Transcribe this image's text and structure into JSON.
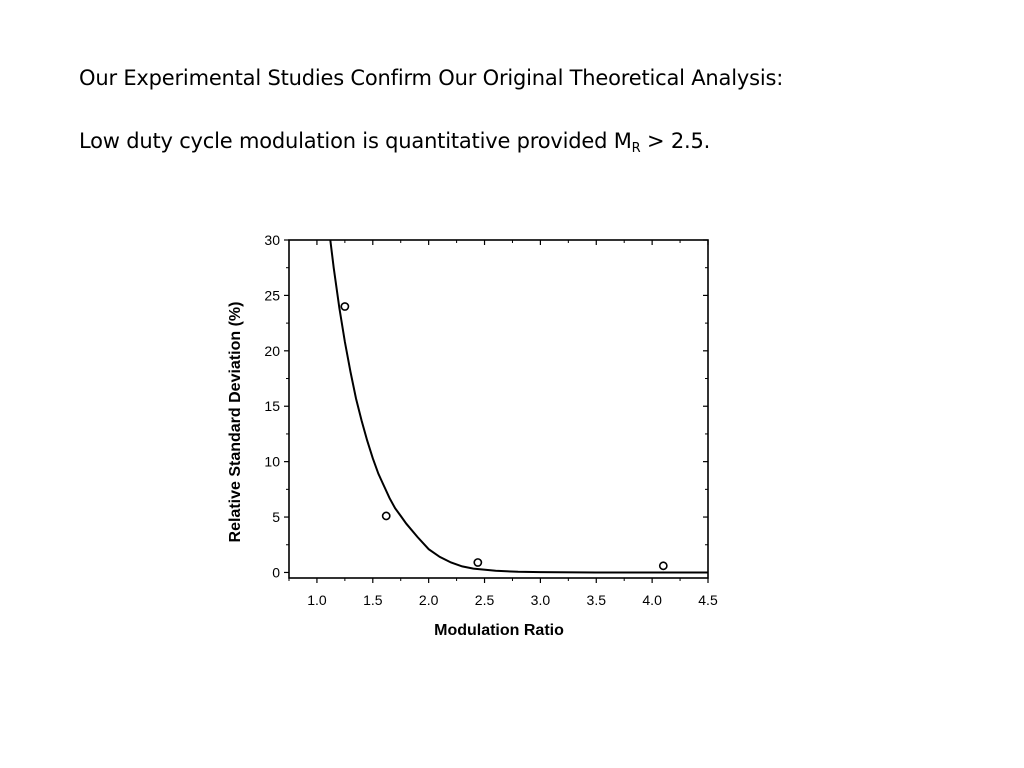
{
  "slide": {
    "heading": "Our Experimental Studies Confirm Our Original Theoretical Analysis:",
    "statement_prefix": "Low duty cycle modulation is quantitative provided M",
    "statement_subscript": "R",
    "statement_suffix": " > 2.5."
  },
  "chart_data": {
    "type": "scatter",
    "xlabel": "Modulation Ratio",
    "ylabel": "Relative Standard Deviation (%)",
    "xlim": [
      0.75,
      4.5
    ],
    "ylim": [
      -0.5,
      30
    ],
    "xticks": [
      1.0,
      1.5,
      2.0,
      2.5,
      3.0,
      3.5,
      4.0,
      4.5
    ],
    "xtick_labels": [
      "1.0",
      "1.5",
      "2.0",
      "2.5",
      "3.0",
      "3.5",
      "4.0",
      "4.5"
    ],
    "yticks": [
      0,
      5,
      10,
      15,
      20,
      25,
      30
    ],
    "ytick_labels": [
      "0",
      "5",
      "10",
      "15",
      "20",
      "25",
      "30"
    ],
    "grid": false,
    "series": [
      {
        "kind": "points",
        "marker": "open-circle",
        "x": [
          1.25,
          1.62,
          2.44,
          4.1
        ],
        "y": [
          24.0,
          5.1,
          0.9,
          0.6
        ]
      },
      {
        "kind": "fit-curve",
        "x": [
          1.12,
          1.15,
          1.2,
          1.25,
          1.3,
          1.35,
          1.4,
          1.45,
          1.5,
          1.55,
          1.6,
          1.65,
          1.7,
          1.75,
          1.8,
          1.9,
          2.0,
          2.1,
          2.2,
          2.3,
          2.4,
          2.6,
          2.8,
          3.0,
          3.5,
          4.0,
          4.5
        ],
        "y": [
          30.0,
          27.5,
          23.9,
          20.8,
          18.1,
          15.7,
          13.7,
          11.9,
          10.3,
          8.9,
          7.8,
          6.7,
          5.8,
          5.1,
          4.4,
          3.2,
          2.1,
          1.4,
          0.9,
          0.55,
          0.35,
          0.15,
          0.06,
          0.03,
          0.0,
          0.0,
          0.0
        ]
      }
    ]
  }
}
-*-
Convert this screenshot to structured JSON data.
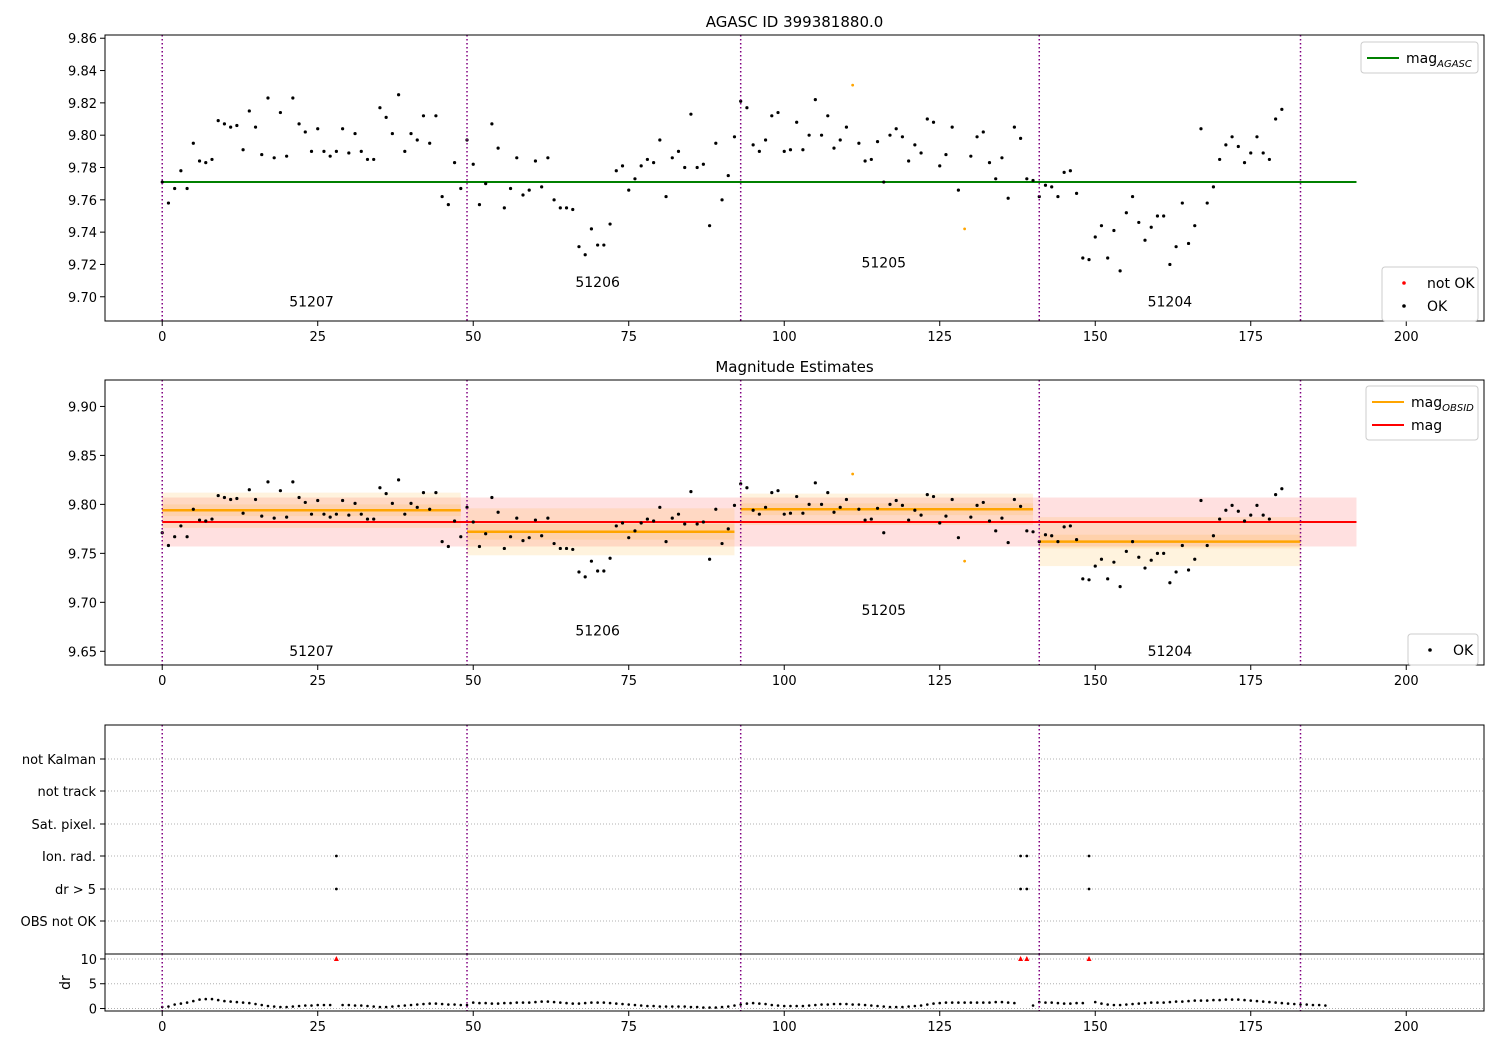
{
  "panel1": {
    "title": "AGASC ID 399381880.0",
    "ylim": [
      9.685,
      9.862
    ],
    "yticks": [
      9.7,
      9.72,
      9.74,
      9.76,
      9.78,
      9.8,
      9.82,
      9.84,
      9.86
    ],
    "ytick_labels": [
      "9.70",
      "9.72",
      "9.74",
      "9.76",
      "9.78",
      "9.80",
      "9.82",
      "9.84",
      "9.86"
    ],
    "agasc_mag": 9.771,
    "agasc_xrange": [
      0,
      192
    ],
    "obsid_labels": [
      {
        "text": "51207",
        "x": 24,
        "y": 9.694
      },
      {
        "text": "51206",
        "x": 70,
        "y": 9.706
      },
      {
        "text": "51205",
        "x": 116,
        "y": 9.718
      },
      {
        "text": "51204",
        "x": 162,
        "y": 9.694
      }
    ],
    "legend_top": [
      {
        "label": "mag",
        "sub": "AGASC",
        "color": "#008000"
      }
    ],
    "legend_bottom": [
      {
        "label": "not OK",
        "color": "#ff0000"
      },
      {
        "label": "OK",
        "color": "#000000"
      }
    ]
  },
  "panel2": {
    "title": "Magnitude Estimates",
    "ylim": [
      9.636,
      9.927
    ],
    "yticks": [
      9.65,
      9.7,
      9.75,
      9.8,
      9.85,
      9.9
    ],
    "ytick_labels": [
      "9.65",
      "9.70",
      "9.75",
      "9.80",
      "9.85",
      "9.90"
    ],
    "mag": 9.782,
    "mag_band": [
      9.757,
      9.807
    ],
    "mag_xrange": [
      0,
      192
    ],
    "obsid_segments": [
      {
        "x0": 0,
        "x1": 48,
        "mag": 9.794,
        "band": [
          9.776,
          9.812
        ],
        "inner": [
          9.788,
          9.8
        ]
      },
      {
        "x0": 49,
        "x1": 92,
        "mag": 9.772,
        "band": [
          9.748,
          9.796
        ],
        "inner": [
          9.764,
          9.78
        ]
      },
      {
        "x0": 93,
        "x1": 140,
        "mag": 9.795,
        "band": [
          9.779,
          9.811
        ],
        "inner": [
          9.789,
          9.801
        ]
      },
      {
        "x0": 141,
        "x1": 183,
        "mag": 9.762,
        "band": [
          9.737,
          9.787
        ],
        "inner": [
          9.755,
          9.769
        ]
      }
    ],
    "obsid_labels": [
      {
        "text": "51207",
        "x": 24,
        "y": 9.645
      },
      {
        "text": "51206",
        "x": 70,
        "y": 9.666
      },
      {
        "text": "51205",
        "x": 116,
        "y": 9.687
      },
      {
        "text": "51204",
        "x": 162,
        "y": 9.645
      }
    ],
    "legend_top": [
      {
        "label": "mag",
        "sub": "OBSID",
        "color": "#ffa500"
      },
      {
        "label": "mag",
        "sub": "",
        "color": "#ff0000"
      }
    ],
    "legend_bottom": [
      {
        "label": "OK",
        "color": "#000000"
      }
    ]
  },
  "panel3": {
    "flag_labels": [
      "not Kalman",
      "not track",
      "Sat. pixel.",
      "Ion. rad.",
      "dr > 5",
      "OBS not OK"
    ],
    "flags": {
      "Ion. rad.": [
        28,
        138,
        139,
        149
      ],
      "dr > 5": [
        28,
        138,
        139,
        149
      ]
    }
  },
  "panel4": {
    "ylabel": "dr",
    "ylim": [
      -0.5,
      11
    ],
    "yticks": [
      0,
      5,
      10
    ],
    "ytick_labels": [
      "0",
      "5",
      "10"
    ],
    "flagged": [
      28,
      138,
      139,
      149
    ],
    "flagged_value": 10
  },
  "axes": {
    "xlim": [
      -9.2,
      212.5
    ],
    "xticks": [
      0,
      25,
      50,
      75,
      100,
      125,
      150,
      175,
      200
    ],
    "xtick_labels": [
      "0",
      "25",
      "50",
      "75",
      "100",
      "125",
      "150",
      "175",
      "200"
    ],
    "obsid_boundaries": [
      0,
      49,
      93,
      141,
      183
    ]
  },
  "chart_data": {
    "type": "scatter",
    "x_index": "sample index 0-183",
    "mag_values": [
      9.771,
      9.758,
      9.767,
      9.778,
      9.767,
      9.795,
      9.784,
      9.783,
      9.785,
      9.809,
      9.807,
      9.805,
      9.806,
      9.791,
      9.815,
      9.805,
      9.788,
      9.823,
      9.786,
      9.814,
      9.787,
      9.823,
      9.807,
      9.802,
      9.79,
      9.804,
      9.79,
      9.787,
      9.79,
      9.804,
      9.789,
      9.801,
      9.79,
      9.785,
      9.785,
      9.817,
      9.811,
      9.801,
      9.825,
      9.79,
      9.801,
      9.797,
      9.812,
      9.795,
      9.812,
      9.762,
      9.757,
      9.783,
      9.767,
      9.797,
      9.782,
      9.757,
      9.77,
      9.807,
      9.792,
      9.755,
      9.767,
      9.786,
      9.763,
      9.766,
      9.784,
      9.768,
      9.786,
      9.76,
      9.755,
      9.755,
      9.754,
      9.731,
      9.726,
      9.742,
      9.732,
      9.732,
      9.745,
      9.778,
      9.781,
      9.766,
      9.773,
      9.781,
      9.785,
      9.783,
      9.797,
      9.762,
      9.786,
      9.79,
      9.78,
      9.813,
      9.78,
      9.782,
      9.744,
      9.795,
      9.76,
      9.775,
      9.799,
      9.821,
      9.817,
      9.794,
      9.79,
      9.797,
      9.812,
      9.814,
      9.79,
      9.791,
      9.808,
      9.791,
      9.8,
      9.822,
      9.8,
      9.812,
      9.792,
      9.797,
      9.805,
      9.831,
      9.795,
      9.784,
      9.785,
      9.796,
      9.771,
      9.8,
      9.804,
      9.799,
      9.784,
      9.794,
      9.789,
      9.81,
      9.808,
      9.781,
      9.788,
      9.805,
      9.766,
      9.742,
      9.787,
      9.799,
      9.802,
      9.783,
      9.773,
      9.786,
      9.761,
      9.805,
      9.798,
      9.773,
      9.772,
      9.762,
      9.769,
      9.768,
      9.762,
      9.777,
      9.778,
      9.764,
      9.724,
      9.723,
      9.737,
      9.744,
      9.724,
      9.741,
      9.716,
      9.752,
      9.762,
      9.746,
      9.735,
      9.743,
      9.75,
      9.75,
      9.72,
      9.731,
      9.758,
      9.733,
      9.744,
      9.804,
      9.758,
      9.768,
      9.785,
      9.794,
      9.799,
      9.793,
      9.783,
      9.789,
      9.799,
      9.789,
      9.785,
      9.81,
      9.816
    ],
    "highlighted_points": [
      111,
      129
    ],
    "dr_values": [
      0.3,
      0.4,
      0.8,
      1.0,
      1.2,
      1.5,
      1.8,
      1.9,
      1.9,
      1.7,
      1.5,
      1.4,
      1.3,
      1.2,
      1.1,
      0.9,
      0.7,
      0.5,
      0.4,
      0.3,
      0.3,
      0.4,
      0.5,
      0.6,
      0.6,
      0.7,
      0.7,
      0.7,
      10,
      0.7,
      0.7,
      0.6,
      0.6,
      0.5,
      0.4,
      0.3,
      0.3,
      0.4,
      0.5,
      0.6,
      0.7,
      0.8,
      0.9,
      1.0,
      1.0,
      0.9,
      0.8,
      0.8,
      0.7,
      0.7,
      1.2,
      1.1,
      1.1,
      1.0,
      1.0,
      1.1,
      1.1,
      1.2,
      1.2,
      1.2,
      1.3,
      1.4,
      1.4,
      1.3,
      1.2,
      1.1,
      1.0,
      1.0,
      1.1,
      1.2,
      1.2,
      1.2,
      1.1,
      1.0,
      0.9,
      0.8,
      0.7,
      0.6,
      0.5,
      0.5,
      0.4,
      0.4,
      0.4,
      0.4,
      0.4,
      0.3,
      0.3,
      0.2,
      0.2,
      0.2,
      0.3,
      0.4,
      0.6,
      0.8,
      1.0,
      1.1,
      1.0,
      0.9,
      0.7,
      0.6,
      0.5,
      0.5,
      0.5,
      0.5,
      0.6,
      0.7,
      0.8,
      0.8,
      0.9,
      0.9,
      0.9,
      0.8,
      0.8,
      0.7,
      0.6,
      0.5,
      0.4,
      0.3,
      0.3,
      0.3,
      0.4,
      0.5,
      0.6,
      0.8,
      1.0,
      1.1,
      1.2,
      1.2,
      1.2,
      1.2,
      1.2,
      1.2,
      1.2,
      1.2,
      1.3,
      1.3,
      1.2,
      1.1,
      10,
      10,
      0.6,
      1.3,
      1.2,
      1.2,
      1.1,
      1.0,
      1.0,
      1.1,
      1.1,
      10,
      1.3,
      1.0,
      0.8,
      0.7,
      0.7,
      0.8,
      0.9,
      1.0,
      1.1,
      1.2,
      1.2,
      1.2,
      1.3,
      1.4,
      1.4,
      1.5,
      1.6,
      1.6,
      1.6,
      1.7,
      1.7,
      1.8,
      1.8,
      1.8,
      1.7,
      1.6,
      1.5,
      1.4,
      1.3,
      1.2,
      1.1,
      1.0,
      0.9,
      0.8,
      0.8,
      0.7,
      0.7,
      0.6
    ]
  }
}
-*-
Every line holding "JSON" should be copied out.

◆ Exercise answer ◆
Transcribe this image's text and structure into JSON.
Convert this screenshot to structured JSON data.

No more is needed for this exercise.